Extract every line of the listing below and reproduce each one unchanged.

****************************************

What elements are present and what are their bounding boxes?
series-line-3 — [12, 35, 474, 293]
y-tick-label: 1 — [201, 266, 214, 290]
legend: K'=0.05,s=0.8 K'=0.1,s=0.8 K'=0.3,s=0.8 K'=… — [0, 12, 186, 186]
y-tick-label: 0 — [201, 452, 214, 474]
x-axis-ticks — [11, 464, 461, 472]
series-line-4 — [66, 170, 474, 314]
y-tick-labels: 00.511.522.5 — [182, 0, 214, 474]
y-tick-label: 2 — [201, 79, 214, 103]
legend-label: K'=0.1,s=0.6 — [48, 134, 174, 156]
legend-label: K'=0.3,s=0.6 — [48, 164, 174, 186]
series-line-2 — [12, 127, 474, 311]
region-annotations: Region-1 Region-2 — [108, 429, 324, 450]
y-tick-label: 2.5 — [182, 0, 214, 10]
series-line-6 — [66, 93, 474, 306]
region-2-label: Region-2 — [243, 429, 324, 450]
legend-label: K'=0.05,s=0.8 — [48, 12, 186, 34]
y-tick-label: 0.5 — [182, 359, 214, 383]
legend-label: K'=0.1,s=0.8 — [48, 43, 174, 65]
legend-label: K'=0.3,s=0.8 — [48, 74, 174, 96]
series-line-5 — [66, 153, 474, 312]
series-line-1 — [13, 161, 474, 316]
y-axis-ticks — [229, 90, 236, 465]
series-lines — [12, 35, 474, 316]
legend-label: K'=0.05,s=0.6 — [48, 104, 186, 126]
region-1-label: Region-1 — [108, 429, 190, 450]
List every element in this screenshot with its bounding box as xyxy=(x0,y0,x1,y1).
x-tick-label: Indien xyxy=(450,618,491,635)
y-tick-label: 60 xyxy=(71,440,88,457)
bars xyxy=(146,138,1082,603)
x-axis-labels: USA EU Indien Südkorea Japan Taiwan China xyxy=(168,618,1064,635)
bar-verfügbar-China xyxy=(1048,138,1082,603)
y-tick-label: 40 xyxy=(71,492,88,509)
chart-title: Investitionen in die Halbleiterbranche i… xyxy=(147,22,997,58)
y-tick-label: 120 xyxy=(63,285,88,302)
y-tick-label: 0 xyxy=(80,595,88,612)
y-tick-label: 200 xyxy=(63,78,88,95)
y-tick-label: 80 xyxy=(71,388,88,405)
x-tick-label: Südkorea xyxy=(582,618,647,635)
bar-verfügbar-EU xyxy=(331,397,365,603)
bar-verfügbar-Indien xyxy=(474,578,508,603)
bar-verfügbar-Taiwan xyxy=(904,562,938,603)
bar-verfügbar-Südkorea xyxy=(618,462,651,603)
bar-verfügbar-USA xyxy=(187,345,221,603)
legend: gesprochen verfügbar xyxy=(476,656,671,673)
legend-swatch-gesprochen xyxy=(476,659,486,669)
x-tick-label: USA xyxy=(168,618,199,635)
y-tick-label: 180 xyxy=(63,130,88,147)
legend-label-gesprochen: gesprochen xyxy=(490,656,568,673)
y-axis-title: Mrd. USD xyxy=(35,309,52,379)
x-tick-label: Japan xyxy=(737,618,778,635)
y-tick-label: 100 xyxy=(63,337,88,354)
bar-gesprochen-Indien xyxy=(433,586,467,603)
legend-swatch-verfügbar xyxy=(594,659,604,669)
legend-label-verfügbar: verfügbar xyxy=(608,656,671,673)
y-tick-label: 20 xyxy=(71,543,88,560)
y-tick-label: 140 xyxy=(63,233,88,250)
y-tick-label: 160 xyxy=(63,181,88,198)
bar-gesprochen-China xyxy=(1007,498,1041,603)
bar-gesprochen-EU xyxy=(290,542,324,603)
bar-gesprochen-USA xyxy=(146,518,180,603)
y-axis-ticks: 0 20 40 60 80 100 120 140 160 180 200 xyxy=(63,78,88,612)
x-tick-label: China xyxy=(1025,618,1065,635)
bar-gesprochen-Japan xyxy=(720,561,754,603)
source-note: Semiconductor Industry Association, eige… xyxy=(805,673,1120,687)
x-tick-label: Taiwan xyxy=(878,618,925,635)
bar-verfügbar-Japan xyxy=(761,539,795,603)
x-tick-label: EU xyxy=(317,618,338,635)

****************************************

TASK ANSWER
What elements are present and what are their bounding boxes?
series-line-3 — [12, 35, 474, 293]
y-tick-label: 1 — [201, 266, 214, 290]
legend: K'=0.05,s=0.8 K'=0.1,s=0.8 K'=0.3,s=0.8 K'=… — [0, 12, 186, 186]
y-tick-label: 0 — [201, 452, 214, 474]
x-axis-ticks — [11, 464, 461, 472]
series-line-4 — [66, 170, 474, 314]
y-tick-labels: 00.511.522.5 — [182, 0, 214, 474]
y-tick-label: 2 — [201, 79, 214, 103]
legend-label: K'=0.1,s=0.6 — [48, 134, 174, 156]
legend-label: K'=0.3,s=0.6 — [48, 164, 174, 186]
series-line-2 — [12, 127, 474, 311]
region-annotations: Region-1 Region-2 — [108, 429, 324, 450]
y-tick-label: 2.5 — [182, 0, 214, 10]
series-line-6 — [66, 93, 474, 306]
region-2-label: Region-2 — [243, 429, 324, 450]
legend-label: K'=0.05,s=0.8 — [48, 12, 186, 34]
y-tick-label: 0.5 — [182, 359, 214, 383]
legend-label: K'=0.1,s=0.8 — [48, 43, 174, 65]
legend-label: K'=0.3,s=0.8 — [48, 74, 174, 96]
series-line-5 — [66, 153, 474, 312]
series-line-1 — [13, 161, 474, 316]
y-axis-ticks — [229, 90, 236, 465]
series-lines — [12, 35, 474, 316]
legend-label: K'=0.05,s=0.6 — [48, 104, 186, 126]
region-1-label: Region-1 — [108, 429, 190, 450]
List every element in this screenshot with its bounding box as xyxy=(x0,y0,x1,y1).
x-tick-label: Indien xyxy=(450,618,491,635)
y-tick-label: 60 xyxy=(71,440,88,457)
bars xyxy=(146,138,1082,603)
x-axis-labels: USA EU Indien Südkorea Japan Taiwan China xyxy=(168,618,1064,635)
bar-verfügbar-China xyxy=(1048,138,1082,603)
y-tick-label: 40 xyxy=(71,492,88,509)
chart-title: Investitionen in die Halbleiterbranche i… xyxy=(147,22,997,58)
y-tick-label: 120 xyxy=(63,285,88,302)
y-tick-label: 0 xyxy=(80,595,88,612)
y-tick-label: 200 xyxy=(63,78,88,95)
y-tick-label: 80 xyxy=(71,388,88,405)
x-tick-label: Südkorea xyxy=(582,618,647,635)
bar-verfügbar-EU xyxy=(331,397,365,603)
bar-verfügbar-Indien xyxy=(474,578,508,603)
bar-verfügbar-Taiwan xyxy=(904,562,938,603)
bar-verfügbar-Südkorea xyxy=(618,462,651,603)
bar-verfügbar-USA xyxy=(187,345,221,603)
legend: gesprochen verfügbar xyxy=(476,656,671,673)
legend-swatch-gesprochen xyxy=(476,659,486,669)
x-tick-label: USA xyxy=(168,618,199,635)
y-tick-label: 180 xyxy=(63,130,88,147)
legend-label-gesprochen: gesprochen xyxy=(490,656,568,673)
y-axis-title: Mrd. USD xyxy=(35,309,52,379)
x-tick-label: Japan xyxy=(737,618,778,635)
y-tick-label: 100 xyxy=(63,337,88,354)
bar-gesprochen-Indien xyxy=(433,586,467,603)
legend-swatch-verfügbar xyxy=(594,659,604,669)
legend-label-verfügbar: verfügbar xyxy=(608,656,671,673)
y-tick-label: 20 xyxy=(71,543,88,560)
y-tick-label: 140 xyxy=(63,233,88,250)
y-tick-label: 160 xyxy=(63,181,88,198)
bar-gesprochen-China xyxy=(1007,498,1041,603)
bar-gesprochen-EU xyxy=(290,542,324,603)
bar-gesprochen-USA xyxy=(146,518,180,603)
y-axis-ticks: 0 20 40 60 80 100 120 140 160 180 200 xyxy=(63,78,88,612)
x-tick-label: China xyxy=(1025,618,1065,635)
bar-gesprochen-Japan xyxy=(720,561,754,603)
source-note: Semiconductor Industry Association, eige… xyxy=(805,673,1120,687)
x-tick-label: Taiwan xyxy=(878,618,925,635)
bar-verfügbar-Japan xyxy=(761,539,795,603)
x-tick-label: EU xyxy=(317,618,338,635)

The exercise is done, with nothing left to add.